PROBLEM DETAILS
Exactly as written, retype the lines that run from the line holding "Output a JSON" through the end of the records below. Do not include pictures.

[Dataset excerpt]
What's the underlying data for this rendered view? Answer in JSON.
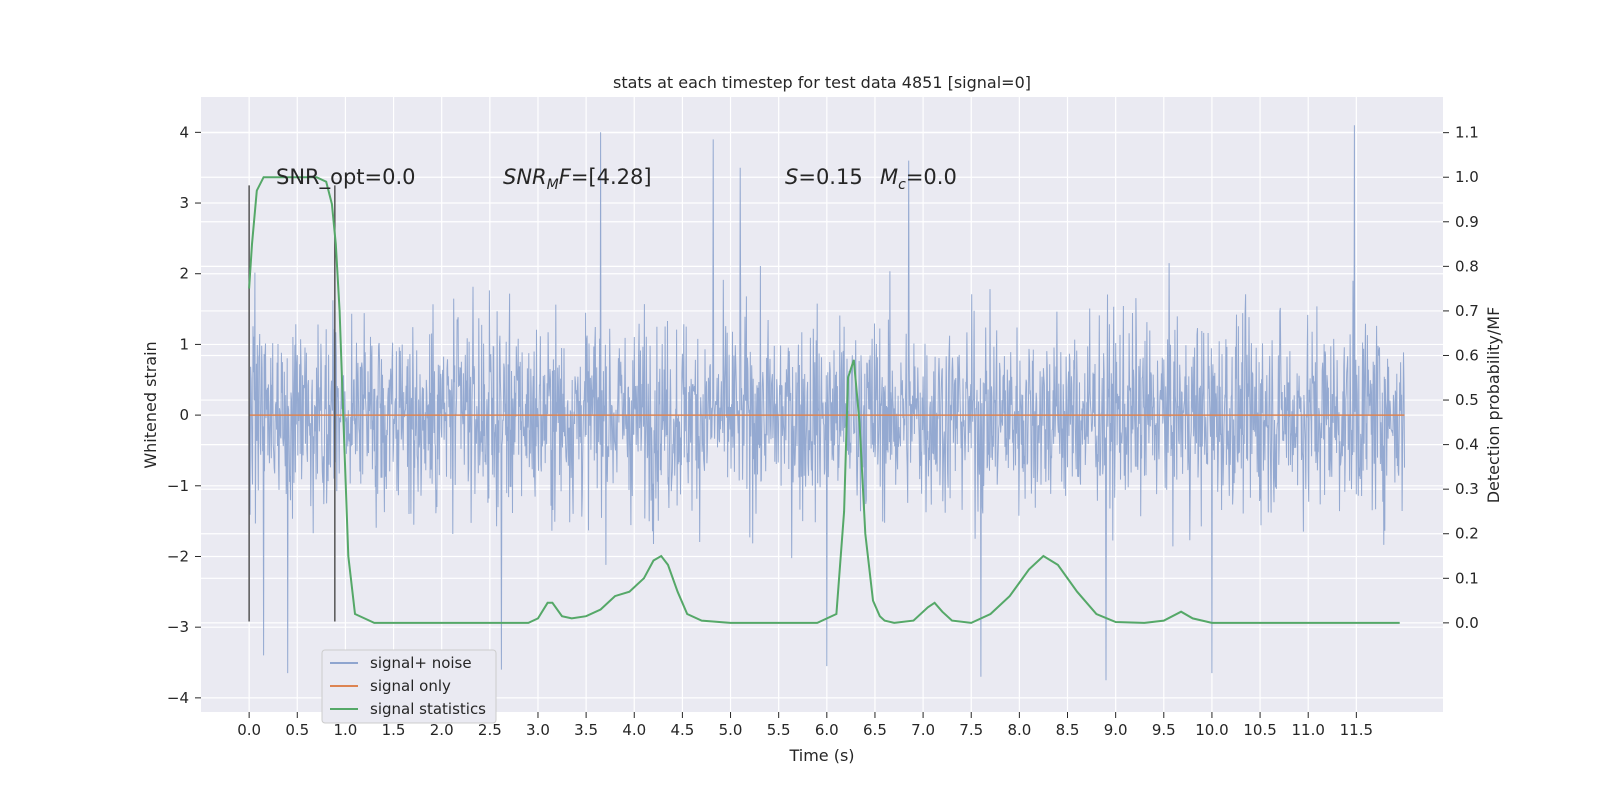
{
  "chart_data": {
    "type": "line",
    "title": "stats at each timestep for test data 4851 [signal=0]",
    "xlabel": "Time (s)",
    "ylabel": "Whitened strain",
    "ylabel_right": "Detection probability/MF",
    "xlim": [
      -0.5,
      12.4
    ],
    "ylim": [
      -4.2,
      4.5
    ],
    "ylim_right": [
      -0.2,
      1.18
    ],
    "x_ticks": [
      0.0,
      0.5,
      1.0,
      1.5,
      2.0,
      2.5,
      3.0,
      3.5,
      4.0,
      4.5,
      5.0,
      5.5,
      6.0,
      6.5,
      7.0,
      7.5,
      8.0,
      8.5,
      9.0,
      9.5,
      10.0,
      10.5,
      11.0,
      11.5
    ],
    "x_tick_labels": [
      "0.0",
      "0.5",
      "1.0",
      "1.5",
      "2.0",
      "2.5",
      "3.0",
      "3.5",
      "4.0",
      "4.5",
      "5.0",
      "5.5",
      "6.0",
      "6.5",
      "7.0",
      "7.5",
      "8.0",
      "8.5",
      "9.0",
      "9.5",
      "10.0",
      "10.5",
      "11.0",
      "11.5"
    ],
    "y_ticks": [
      -4,
      -3,
      -2,
      -1,
      0,
      1,
      2,
      3,
      4
    ],
    "y_tick_labels": [
      "−4",
      "−3",
      "−2",
      "−1",
      "0",
      "1",
      "2",
      "3",
      "4"
    ],
    "y_ticks_right": [
      0.0,
      0.1,
      0.2,
      0.3,
      0.4,
      0.5,
      0.6,
      0.7,
      0.8,
      0.9,
      1.0,
      1.1
    ],
    "y_tick_labels_right": [
      "0.0",
      "0.1",
      "0.2",
      "0.3",
      "0.4",
      "0.5",
      "0.6",
      "0.7",
      "0.8",
      "0.9",
      "1.0",
      "1.1"
    ],
    "grid": true,
    "legend_position": "lower-left",
    "series": [
      {
        "name": "signal+ noise",
        "color": "#8fa5cf",
        "axis": "left",
        "x_range": [
          0.0,
          12.0
        ],
        "core_amplitude": 1.45,
        "typical_max": 2.6,
        "extreme_peaks": [
          {
            "x": 3.65,
            "y": 4.0
          },
          {
            "x": 4.82,
            "y": 3.9
          },
          {
            "x": 11.48,
            "y": 4.1
          },
          {
            "x": 6.85,
            "y": 3.6
          },
          {
            "x": 5.1,
            "y": 3.5
          },
          {
            "x": 0.15,
            "y": -3.4
          },
          {
            "x": 0.4,
            "y": -3.65
          },
          {
            "x": 2.62,
            "y": -3.6
          },
          {
            "x": 6.0,
            "y": -3.55
          },
          {
            "x": 7.6,
            "y": -3.7
          },
          {
            "x": 8.9,
            "y": -3.75
          },
          {
            "x": 10.0,
            "y": -3.65
          }
        ]
      },
      {
        "name": "signal only",
        "color": "#dd8452",
        "axis": "left",
        "x": [
          0.0,
          12.0
        ],
        "y": [
          0.0,
          0.0
        ]
      },
      {
        "name": "signal statistics",
        "color": "#55a868",
        "axis": "right",
        "x": [
          0.0,
          0.03,
          0.08,
          0.15,
          0.3,
          0.5,
          0.7,
          0.8,
          0.86,
          0.9,
          0.94,
          0.98,
          1.03,
          1.1,
          1.3,
          2.0,
          2.9,
          3.0,
          3.1,
          3.15,
          3.25,
          3.35,
          3.5,
          3.65,
          3.8,
          3.95,
          4.1,
          4.2,
          4.28,
          4.35,
          4.45,
          4.55,
          4.7,
          5.0,
          5.5,
          5.9,
          6.1,
          6.18,
          6.22,
          6.28,
          6.34,
          6.4,
          6.48,
          6.55,
          6.6,
          6.7,
          6.9,
          7.05,
          7.12,
          7.2,
          7.3,
          7.5,
          7.7,
          7.9,
          8.1,
          8.25,
          8.4,
          8.6,
          8.8,
          9.0,
          9.3,
          9.5,
          9.68,
          9.8,
          10.0,
          10.5,
          11.0,
          11.5,
          11.95
        ],
        "y": [
          0.75,
          0.85,
          0.97,
          1.0,
          1.0,
          1.0,
          1.0,
          0.99,
          0.94,
          0.85,
          0.7,
          0.45,
          0.15,
          0.02,
          0.0,
          0.0,
          0.0,
          0.01,
          0.045,
          0.045,
          0.015,
          0.01,
          0.015,
          0.03,
          0.06,
          0.07,
          0.1,
          0.14,
          0.15,
          0.13,
          0.07,
          0.02,
          0.005,
          0.0,
          0.0,
          0.0,
          0.02,
          0.25,
          0.55,
          0.59,
          0.45,
          0.2,
          0.05,
          0.015,
          0.005,
          0.0,
          0.005,
          0.035,
          0.045,
          0.025,
          0.005,
          0.0,
          0.02,
          0.06,
          0.12,
          0.15,
          0.13,
          0.07,
          0.02,
          0.002,
          0.0,
          0.005,
          0.025,
          0.01,
          0.0,
          0.0,
          0.0,
          0.0,
          0.0
        ]
      }
    ],
    "marker_lines": [
      {
        "x": 0.0,
        "y_range": [
          -2.92,
          3.25
        ]
      },
      {
        "x": 0.89,
        "y_range": [
          -2.92,
          3.25
        ]
      }
    ],
    "annotations": [
      {
        "key": "snr_opt",
        "text": "SNR_opt=0.0",
        "x": 0.2,
        "y": 3.3
      },
      {
        "key": "snr_mf",
        "x": 2.6,
        "y": 3.3
      },
      {
        "key": "s_mc",
        "x": 5.6,
        "y": 3.3
      }
    ]
  },
  "annotation_texts": {
    "snr_opt": "SNR_opt=0.0",
    "snr_mf_main": "SNR",
    "snr_mf_sub": "M",
    "snr_mf_tail": "F",
    "snr_mf_value": "=[4.28]",
    "s_symbol": "S",
    "s_value": "=0.15",
    "mc_symbol": "M",
    "mc_sub": "c",
    "mc_value": "=0.0"
  },
  "legend": {
    "items": [
      "signal+ noise",
      "signal only",
      "signal statistics"
    ]
  }
}
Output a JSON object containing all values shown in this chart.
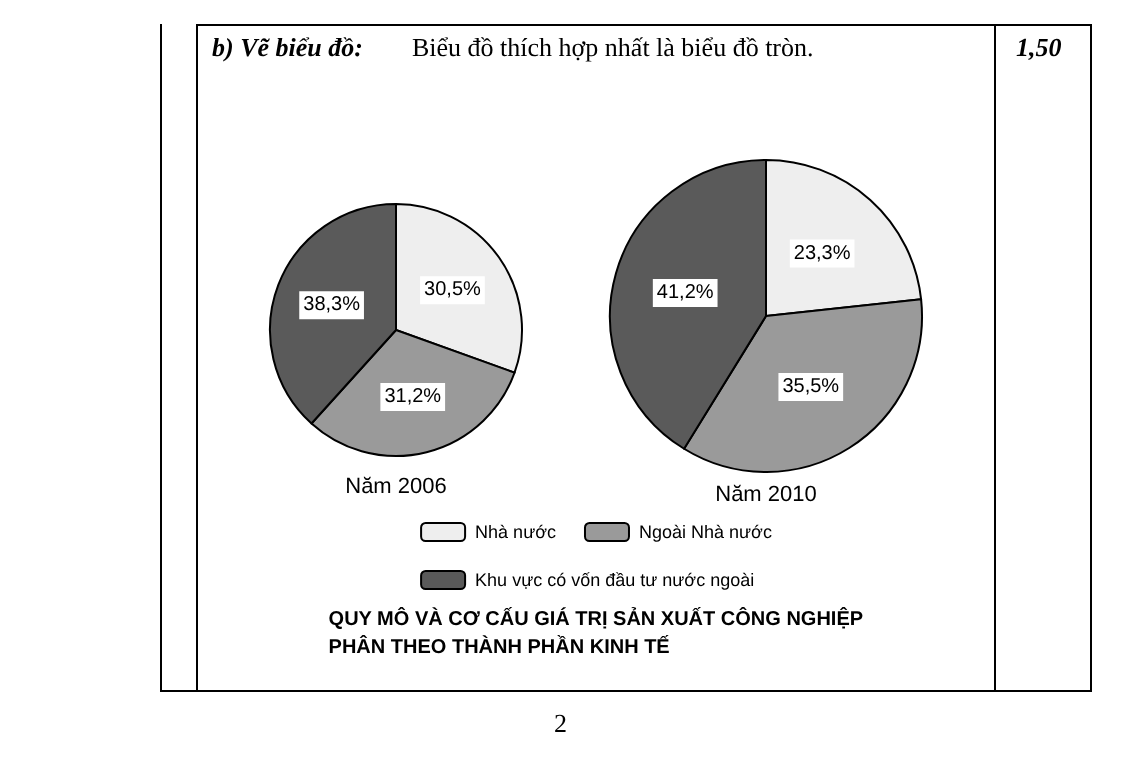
{
  "chart_data": {
    "type": "pie",
    "title": "QUY MÔ VÀ CƠ CẤU GIÁ TRỊ SẢN XUẤT CÔNG NGHIỆP\nPHÂN THEO THÀNH PHẦN KINH TẾ",
    "categories": [
      "Nhà nước",
      "Ngoài Nhà nước",
      "Khu vực có vốn đầu tư nước ngoài"
    ],
    "colors": [
      "#eeeeee",
      "#9a9a9a",
      "#5a5a5a"
    ],
    "legend": "bottom",
    "annotations": [
      "b) Vẽ biểu đồ:",
      "Biểu đồ thích hợp nhất là biểu đồ tròn.",
      "1,50",
      "2"
    ],
    "series": [
      {
        "name": "Năm 2006",
        "values": [
          30.5,
          31.2,
          38.3
        ],
        "value_labels": [
          "30,5%",
          "31,2%",
          "38,3%"
        ]
      },
      {
        "name": "Năm 2010",
        "values": [
          23.3,
          35.5,
          41.2
        ],
        "value_labels": [
          "23,3%",
          "35,5%",
          "41,2%"
        ]
      }
    ]
  }
}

RESPONSE TO THIS EXERCISE
Output a JSON object containing all values shown in this chart.
{
  "chart_data": {
    "type": "pie",
    "title": "QUY MÔ VÀ CƠ CẤU GIÁ TRỊ SẢN XUẤT CÔNG NGHIỆP\nPHÂN THEO THÀNH PHẦN KINH TẾ",
    "categories": [
      "Nhà nước",
      "Ngoài Nhà nước",
      "Khu vực có vốn đầu tư nước ngoài"
    ],
    "colors": [
      "#eeeeee",
      "#9a9a9a",
      "#5a5a5a"
    ],
    "legend": "bottom",
    "annotations": [
      "b) Vẽ biểu đồ:",
      "Biểu đồ thích hợp nhất là biểu đồ tròn.",
      "1,50",
      "2"
    ],
    "series": [
      {
        "name": "Năm 2006",
        "values": [
          30.5,
          31.2,
          38.3
        ],
        "value_labels": [
          "30,5%",
          "31,2%",
          "38,3%"
        ]
      },
      {
        "name": "Năm 2010",
        "values": [
          23.3,
          35.5,
          41.2
        ],
        "value_labels": [
          "23,3%",
          "35,5%",
          "41,2%"
        ]
      }
    ]
  }
}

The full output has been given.